** begin **
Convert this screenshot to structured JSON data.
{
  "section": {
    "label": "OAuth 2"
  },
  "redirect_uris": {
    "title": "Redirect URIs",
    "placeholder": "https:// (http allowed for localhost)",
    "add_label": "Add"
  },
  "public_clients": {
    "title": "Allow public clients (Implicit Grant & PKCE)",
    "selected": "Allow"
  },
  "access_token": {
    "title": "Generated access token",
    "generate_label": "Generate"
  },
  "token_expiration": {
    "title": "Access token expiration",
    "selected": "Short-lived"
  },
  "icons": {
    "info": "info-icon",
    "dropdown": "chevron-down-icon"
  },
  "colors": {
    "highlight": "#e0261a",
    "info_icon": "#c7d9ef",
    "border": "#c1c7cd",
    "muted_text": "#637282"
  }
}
** end **
Instructions for the task:
Print out the whole listing exactly as it appears.

Exercise solution:
Convert this screenshot to structured JSON data.
{
  "section": {
    "label": "OAuth 2"
  },
  "redirect_uris": {
    "title": "Redirect URIs",
    "placeholder": "https:// (http allowed for localhost)",
    "add_label": "Add"
  },
  "public_clients": {
    "title": "Allow public clients (Implicit Grant & PKCE)",
    "selected": "Allow"
  },
  "access_token": {
    "title": "Generated access token",
    "generate_label": "Generate"
  },
  "token_expiration": {
    "title": "Access token expiration",
    "selected": "Short-lived"
  },
  "icons": {
    "info": "info-icon",
    "dropdown": "chevron-down-icon"
  },
  "colors": {
    "highlight": "#e0261a",
    "info_icon": "#c7d9ef",
    "border": "#c1c7cd",
    "muted_text": "#637282"
  }
}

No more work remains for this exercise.